** START **

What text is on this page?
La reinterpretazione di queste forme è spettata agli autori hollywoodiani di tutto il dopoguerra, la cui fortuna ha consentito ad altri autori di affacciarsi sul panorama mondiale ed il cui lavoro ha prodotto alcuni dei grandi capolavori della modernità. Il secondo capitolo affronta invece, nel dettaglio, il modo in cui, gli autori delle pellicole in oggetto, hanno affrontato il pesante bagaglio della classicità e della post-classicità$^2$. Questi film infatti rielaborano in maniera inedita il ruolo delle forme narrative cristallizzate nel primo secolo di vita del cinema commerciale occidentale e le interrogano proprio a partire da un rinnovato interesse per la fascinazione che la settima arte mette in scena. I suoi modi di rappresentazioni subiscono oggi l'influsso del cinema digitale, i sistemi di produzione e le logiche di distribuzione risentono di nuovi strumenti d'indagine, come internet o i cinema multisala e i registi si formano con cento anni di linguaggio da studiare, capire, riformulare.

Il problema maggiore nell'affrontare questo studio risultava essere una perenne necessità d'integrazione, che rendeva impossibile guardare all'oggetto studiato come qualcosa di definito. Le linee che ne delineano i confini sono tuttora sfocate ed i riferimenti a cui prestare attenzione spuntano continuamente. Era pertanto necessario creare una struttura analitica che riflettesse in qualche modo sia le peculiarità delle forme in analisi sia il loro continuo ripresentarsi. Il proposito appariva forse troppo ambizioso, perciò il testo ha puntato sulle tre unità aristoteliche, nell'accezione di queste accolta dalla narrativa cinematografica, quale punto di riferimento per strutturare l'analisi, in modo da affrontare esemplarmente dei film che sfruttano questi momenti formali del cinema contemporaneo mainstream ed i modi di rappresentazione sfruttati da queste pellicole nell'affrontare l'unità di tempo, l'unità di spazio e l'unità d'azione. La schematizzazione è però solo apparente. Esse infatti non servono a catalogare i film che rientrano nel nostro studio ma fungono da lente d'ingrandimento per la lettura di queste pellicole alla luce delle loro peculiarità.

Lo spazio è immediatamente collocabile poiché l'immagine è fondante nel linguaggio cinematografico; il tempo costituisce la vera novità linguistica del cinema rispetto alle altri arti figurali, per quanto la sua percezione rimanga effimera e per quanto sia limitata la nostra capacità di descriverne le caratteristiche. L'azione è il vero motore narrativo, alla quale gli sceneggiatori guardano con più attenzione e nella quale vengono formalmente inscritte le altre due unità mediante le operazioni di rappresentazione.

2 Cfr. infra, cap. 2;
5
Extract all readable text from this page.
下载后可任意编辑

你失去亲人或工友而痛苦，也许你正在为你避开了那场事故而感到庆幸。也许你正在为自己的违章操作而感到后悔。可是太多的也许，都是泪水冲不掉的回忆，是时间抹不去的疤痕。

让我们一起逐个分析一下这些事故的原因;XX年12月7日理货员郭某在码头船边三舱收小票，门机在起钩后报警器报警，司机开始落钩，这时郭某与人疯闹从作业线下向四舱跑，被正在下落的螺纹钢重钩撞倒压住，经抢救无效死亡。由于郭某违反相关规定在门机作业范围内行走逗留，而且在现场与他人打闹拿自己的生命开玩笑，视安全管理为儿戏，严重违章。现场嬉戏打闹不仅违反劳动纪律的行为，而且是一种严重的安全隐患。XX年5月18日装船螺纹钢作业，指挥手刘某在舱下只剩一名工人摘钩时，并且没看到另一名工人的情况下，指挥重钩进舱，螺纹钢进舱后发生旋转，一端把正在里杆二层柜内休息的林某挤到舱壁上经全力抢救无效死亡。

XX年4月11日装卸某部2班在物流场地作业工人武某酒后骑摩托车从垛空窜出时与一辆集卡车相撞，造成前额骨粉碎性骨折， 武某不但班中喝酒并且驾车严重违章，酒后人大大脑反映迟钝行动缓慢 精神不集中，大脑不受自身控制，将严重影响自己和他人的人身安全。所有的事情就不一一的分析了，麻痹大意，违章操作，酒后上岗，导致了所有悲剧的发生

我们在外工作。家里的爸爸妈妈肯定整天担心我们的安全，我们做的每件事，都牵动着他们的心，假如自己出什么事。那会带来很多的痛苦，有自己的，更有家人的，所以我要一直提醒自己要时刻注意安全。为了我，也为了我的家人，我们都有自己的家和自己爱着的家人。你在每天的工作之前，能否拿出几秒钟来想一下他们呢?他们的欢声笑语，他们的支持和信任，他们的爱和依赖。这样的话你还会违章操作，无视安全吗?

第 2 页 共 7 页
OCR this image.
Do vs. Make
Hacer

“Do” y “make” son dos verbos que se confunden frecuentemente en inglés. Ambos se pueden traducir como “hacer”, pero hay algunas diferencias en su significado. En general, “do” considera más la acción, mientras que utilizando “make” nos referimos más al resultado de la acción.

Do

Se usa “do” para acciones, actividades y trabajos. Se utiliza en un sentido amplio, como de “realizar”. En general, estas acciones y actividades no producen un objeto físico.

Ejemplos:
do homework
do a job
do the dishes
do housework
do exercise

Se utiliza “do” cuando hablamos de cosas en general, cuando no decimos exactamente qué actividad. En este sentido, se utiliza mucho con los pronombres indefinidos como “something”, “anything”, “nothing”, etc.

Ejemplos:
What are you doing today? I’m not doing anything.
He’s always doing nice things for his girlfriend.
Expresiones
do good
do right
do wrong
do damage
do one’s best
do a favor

** END **

→ Written exercise: Return every line of the preceding records in which the word "text" appears.

→ Reply:
What text is on this page?
Extract all readable text from this page.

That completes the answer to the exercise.